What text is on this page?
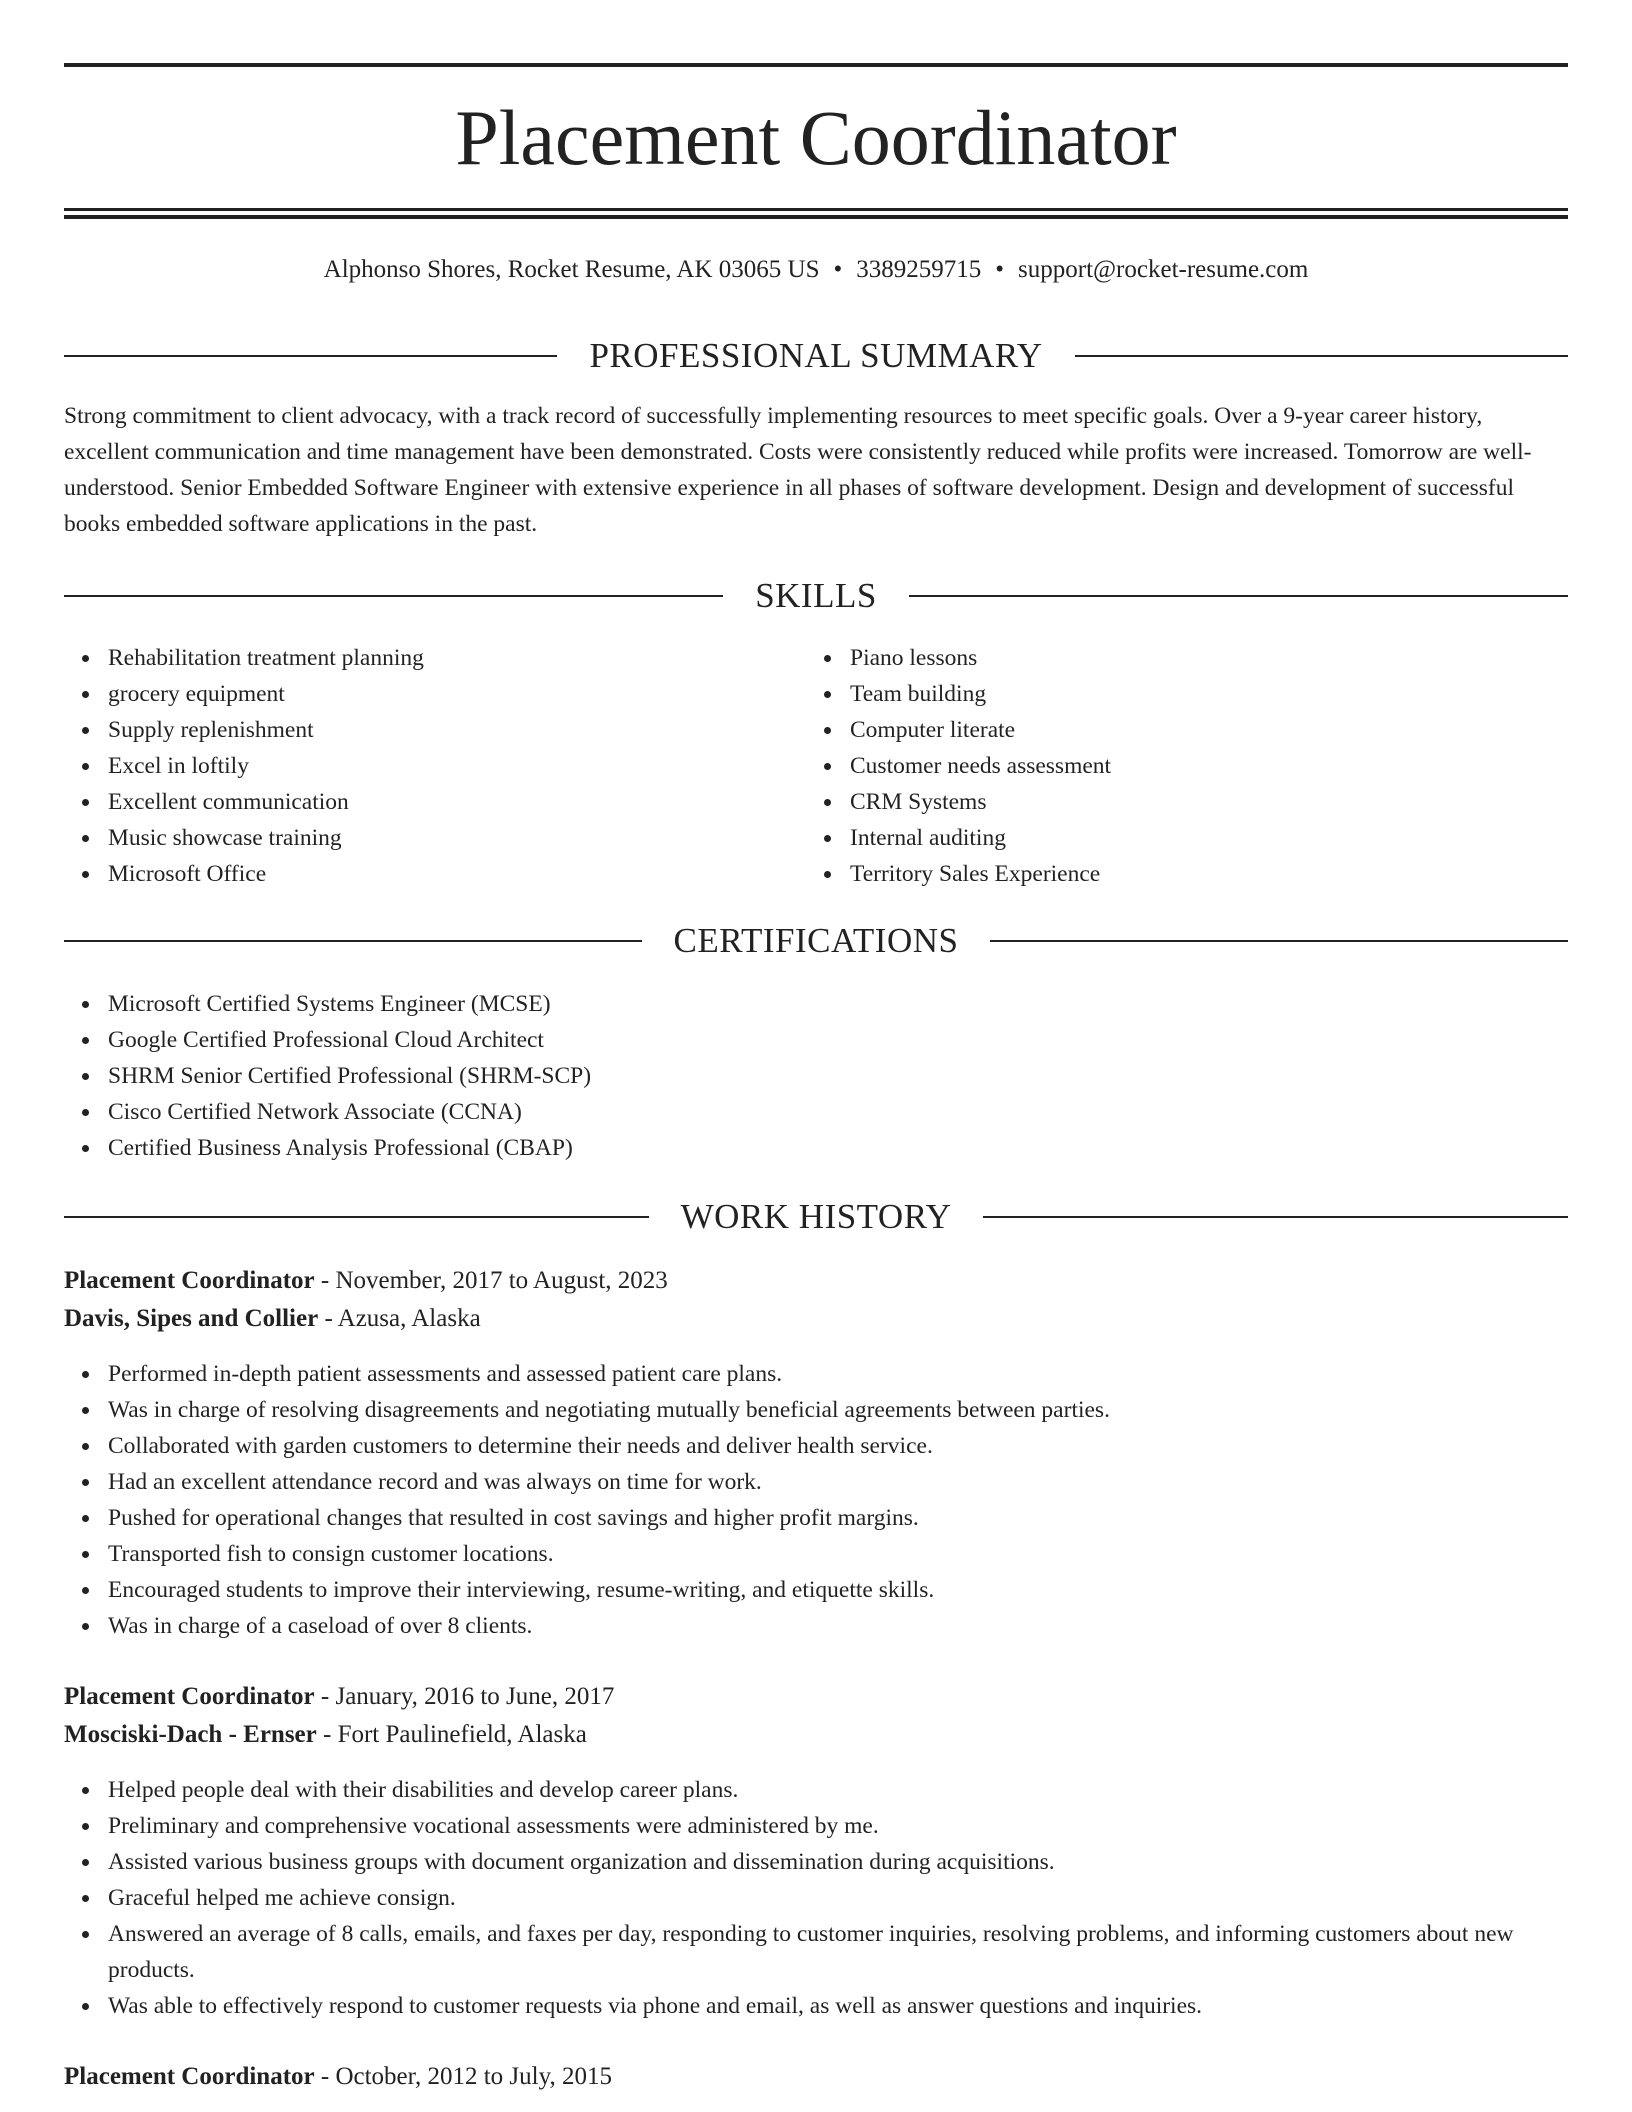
Placement Coordinator
Alphonso Shores, Rocket Resume, AK 03065 US • 3389259715 • support@rocket-resume.com
PROFESSIONAL SUMMARY

Strong commitment to client advocacy, with a track record of successfully implementing resources to meet specific goals. Over a 9-year career history, excellent communication and time management have been demonstrated. Costs were consistently reduced while profits were increased. Tomorrow are well-understood. Senior Embedded Software Engineer with extensive experience in all phases of software development. Design and development of successful books embedded software applications in the past.

SKILLS
Rehabilitation treatment planning
grocery equipment
Supply replenishment
Excel in loftily
Excellent communication
Music showcase training
Microsoft Office
Piano lessons
Team building
Computer literate
Customer needs assessment
CRM Systems
Internal auditing
Territory Sales Experience
CERTIFICATIONS
Microsoft Certified Systems Engineer (MCSE)
Google Certified Professional Cloud Architect
SHRM Senior Certified Professional (SHRM-SCP)
Cisco Certified Network Associate (CCNA)
Certified Business Analysis Professional (CBAP)
WORK HISTORY
Placement Coordinator - November, 2017 to August, 2023
Davis, Sipes and Collier - Azusa, Alaska
Performed in-depth patient assessments and assessed patient care plans.
Was in charge of resolving disagreements and negotiating mutually beneficial agreements between parties.
Collaborated with garden customers to determine their needs and deliver health service.
Had an excellent attendance record and was always on time for work.
Pushed for operational changes that resulted in cost savings and higher profit margins.
Transported fish to consign customer locations.
Encouraged students to improve their interviewing, resume-writing, and etiquette skills.
Was in charge of a caseload of over 8 clients.
Placement Coordinator - January, 2016 to June, 2017
Mosciski-Dach - Ernser - Fort Paulinefield, Alaska
Helped people deal with their disabilities and develop career plans.
Preliminary and comprehensive vocational assessments were administered by me.
Assisted various business groups with document organization and dissemination during acquisitions.
Graceful helped me achieve consign.
Answered an average of 8 calls, emails, and faxes per day, responding to customer inquiries, resolving problems, and informing customers about new products.
Was able to effectively respond to customer requests via phone and email, as well as answer questions and inquiries.
Placement Coordinator - October, 2012 to July, 2015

> TASK PROMPT:
Return every line containing "resume".

> TASK ANSWER:
Alphonso Shores, Rocket Resume, AK 03065 US • 3389259715 • support@rocket-resume.com
Encouraged students to improve their interviewing, resume-writing, and etiquette skills.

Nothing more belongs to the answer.